Report back each line of the records that contains the string "subtitle".

** Begin **

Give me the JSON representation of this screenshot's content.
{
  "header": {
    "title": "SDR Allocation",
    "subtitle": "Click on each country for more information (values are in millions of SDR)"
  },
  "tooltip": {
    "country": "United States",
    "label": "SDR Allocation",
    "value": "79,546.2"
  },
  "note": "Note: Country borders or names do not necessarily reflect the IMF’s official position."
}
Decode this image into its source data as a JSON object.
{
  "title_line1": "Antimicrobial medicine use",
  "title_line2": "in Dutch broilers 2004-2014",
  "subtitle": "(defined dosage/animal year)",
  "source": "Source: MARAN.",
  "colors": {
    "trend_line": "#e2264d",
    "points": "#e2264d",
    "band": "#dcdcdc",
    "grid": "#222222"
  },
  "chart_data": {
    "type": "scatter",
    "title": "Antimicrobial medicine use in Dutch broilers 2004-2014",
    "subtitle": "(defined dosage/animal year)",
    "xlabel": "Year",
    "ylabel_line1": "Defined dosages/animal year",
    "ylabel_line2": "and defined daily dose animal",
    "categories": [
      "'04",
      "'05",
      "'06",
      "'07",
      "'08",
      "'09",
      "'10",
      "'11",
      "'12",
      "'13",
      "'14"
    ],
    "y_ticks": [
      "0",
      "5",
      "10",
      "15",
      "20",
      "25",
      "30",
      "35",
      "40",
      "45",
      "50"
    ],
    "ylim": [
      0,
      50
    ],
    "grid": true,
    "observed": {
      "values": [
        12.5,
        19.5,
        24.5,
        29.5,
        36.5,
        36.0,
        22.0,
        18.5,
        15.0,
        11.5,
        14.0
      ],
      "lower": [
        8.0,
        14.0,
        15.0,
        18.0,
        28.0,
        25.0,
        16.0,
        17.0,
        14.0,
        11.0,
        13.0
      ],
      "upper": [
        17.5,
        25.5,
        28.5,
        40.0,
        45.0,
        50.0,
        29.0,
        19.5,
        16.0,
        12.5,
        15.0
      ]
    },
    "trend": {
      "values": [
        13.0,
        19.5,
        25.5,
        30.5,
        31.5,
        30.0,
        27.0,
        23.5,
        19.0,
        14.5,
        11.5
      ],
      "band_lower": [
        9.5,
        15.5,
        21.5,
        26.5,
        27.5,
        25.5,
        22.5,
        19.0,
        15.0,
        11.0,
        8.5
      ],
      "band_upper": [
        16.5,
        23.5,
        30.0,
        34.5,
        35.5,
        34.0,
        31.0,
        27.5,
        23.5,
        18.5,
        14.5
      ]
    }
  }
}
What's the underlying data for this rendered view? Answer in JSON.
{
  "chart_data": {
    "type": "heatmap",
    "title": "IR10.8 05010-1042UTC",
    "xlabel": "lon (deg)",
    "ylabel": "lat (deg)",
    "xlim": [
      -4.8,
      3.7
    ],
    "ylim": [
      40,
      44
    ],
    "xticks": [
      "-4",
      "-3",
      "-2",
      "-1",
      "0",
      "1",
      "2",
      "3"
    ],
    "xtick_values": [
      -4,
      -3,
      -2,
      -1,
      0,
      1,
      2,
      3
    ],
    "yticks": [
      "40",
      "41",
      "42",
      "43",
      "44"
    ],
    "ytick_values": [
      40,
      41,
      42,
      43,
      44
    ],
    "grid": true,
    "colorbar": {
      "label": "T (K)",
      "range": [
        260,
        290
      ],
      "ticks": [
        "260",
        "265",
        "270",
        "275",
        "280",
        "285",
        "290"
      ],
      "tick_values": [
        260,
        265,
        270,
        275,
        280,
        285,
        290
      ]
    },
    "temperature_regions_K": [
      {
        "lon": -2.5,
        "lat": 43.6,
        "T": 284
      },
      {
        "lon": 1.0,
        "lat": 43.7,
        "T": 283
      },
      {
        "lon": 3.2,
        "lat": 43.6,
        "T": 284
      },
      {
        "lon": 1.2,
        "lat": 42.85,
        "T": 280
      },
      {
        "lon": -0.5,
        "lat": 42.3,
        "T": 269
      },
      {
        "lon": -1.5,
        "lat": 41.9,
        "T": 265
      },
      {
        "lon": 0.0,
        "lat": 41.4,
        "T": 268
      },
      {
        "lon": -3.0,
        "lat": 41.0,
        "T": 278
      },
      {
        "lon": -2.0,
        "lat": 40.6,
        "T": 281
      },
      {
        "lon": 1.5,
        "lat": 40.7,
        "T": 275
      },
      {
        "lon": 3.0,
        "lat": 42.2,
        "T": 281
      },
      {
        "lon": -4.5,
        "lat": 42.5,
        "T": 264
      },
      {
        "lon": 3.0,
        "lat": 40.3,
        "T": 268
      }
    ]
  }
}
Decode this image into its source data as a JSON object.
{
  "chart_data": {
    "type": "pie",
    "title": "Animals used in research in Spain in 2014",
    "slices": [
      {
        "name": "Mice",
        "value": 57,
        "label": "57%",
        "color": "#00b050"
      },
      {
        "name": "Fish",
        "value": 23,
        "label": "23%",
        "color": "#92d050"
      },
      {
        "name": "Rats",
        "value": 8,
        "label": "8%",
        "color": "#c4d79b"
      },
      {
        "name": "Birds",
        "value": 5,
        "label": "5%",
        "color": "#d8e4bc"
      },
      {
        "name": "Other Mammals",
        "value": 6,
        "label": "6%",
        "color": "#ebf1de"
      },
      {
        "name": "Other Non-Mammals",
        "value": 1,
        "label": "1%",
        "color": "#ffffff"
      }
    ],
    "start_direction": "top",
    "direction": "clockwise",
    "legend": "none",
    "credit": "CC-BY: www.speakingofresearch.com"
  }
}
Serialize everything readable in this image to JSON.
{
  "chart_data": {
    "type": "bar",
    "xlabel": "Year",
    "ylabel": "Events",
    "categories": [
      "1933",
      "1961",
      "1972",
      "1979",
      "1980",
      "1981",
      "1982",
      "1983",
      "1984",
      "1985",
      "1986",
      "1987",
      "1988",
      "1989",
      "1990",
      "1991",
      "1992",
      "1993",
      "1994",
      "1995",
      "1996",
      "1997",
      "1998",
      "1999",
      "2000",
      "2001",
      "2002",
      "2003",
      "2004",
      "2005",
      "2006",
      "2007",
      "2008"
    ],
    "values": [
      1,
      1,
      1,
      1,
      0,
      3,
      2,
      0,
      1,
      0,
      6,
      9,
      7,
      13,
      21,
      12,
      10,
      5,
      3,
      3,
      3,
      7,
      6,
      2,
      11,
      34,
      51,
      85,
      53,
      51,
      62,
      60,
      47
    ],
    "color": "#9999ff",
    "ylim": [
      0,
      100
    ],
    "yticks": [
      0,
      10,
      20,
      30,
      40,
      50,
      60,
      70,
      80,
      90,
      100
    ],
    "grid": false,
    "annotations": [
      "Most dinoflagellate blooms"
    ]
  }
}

** End **

• [WRITTEN ANSWER]
    "subtitle": "Click on each country for more information (values are in millions of SDR)"
  "subtitle": "(defined dosage/animal year)",
    "subtitle": "(defined dosage/animal year)",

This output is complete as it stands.